Find and copy every line in the records that includes the string "POMEROY".

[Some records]
+++

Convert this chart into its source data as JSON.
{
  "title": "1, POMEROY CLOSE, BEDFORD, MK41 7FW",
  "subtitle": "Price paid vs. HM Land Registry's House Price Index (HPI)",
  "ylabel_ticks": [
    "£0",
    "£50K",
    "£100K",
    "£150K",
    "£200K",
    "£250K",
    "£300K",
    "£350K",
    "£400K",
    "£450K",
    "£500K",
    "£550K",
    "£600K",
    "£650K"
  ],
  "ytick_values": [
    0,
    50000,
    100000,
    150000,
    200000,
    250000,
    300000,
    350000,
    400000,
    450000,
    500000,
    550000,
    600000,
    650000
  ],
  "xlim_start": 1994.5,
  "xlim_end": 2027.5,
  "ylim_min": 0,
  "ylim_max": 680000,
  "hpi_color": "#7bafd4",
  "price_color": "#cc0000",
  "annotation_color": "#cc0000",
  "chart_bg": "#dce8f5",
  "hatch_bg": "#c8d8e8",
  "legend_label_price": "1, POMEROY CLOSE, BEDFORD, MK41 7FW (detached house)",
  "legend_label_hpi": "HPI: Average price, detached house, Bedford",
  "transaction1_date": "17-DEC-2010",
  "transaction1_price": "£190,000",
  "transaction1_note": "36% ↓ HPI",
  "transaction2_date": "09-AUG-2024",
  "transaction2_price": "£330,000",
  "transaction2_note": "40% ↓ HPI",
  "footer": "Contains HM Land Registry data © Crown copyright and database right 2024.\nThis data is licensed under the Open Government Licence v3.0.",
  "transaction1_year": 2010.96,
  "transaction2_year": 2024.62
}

+++

- _THE OUTPUT_:
  "title": "1, POMEROY CLOSE, BEDFORD, MK41 7FW",
  "legend_label_price": "1, POMEROY CLOSE, BEDFORD, MK41 7FW (detached house)",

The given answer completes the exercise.